#### [Task requirements]
Go through the records and give each one again exactly.

#### [Data excerpts]
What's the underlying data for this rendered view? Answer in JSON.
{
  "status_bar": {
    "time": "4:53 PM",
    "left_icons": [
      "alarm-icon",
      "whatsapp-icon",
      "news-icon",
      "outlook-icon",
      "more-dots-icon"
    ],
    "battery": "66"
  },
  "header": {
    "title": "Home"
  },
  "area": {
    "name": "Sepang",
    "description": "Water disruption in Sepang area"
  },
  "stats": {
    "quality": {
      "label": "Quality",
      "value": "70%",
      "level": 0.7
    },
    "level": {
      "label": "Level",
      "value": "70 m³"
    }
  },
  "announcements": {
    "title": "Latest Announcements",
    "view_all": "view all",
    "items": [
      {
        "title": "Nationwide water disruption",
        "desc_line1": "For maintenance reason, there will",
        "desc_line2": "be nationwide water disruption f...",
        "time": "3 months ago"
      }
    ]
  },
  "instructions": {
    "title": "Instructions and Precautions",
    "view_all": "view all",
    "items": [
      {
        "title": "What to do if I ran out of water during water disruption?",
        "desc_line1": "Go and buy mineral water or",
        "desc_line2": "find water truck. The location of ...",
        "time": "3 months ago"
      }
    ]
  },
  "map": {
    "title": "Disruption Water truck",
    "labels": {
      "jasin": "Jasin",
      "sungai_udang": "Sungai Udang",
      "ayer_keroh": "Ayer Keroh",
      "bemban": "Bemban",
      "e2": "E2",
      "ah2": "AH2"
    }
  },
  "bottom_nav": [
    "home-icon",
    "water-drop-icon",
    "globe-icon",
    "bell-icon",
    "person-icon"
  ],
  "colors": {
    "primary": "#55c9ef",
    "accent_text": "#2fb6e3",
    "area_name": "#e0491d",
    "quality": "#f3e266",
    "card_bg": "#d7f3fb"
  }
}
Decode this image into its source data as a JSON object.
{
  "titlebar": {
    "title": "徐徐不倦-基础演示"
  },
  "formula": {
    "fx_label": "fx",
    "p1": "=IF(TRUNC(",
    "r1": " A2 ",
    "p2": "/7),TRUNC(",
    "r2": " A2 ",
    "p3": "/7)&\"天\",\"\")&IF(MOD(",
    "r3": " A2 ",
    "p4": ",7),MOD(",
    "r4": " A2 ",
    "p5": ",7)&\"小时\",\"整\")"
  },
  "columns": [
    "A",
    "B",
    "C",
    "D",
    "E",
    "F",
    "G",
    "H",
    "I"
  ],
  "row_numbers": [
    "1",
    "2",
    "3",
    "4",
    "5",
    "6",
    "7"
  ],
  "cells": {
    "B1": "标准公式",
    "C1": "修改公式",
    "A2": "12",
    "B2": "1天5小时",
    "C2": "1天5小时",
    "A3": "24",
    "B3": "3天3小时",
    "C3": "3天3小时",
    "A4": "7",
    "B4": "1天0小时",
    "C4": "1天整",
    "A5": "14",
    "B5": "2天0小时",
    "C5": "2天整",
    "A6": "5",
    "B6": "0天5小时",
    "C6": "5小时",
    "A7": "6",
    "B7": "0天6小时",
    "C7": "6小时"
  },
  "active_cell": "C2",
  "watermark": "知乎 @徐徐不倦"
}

#### [Answer for this exercise]
What's the underlying data for this rendered view? Answer in JSON.
{
  "status_bar": {
    "time": "4:53 PM",
    "left_icons": [
      "alarm-icon",
      "whatsapp-icon",
      "news-icon",
      "outlook-icon",
      "more-dots-icon"
    ],
    "battery": "66"
  },
  "header": {
    "title": "Home"
  },
  "area": {
    "name": "Sepang",
    "description": "Water disruption in Sepang area"
  },
  "stats": {
    "quality": {
      "label": "Quality",
      "value": "70%",
      "level": 0.7
    },
    "level": {
      "label": "Level",
      "value": "70 m³"
    }
  },
  "announcements": {
    "title": "Latest Announcements",
    "view_all": "view all",
    "items": [
      {
        "title": "Nationwide water disruption",
        "desc_line1": "For maintenance reason, there will",
        "desc_line2": "be nationwide water disruption f...",
        "time": "3 months ago"
      }
    ]
  },
  "instructions": {
    "title": "Instructions and Precautions",
    "view_all": "view all",
    "items": [
      {
        "title": "What to do if I ran out of water during water disruption?",
        "desc_line1": "Go and buy mineral water or",
        "desc_line2": "find water truck. The location of ...",
        "time": "3 months ago"
      }
    ]
  },
  "map": {
    "title": "Disruption Water truck",
    "labels": {
      "jasin": "Jasin",
      "sungai_udang": "Sungai Udang",
      "ayer_keroh": "Ayer Keroh",
      "bemban": "Bemban",
      "e2": "E2",
      "ah2": "AH2"
    }
  },
  "bottom_nav": [
    "home-icon",
    "water-drop-icon",
    "globe-icon",
    "bell-icon",
    "person-icon"
  ],
  "colors": {
    "primary": "#55c9ef",
    "accent_text": "#2fb6e3",
    "area_name": "#e0491d",
    "quality": "#f3e266",
    "card_bg": "#d7f3fb"
  }
}
Decode this image into its source data as a JSON object.
{
  "titlebar": {
    "title": "徐徐不倦-基础演示"
  },
  "formula": {
    "fx_label": "fx",
    "p1": "=IF(TRUNC(",
    "r1": " A2 ",
    "p2": "/7),TRUNC(",
    "r2": " A2 ",
    "p3": "/7)&\"天\",\"\")&IF(MOD(",
    "r3": " A2 ",
    "p4": ",7),MOD(",
    "r4": " A2 ",
    "p5": ",7)&\"小时\",\"整\")"
  },
  "columns": [
    "A",
    "B",
    "C",
    "D",
    "E",
    "F",
    "G",
    "H",
    "I"
  ],
  "row_numbers": [
    "1",
    "2",
    "3",
    "4",
    "5",
    "6",
    "7"
  ],
  "cells": {
    "B1": "标准公式",
    "C1": "修改公式",
    "A2": "12",
    "B2": "1天5小时",
    "C2": "1天5小时",
    "A3": "24",
    "B3": "3天3小时",
    "C3": "3天3小时",
    "A4": "7",
    "B4": "1天0小时",
    "C4": "1天整",
    "A5": "14",
    "B5": "2天0小时",
    "C5": "2天整",
    "A6": "5",
    "B6": "0天5小时",
    "C6": "5小时",
    "A7": "6",
    "B7": "0天6小时",
    "C7": "6小时"
  },
  "active_cell": "C2",
  "watermark": "知乎 @徐徐不倦"
}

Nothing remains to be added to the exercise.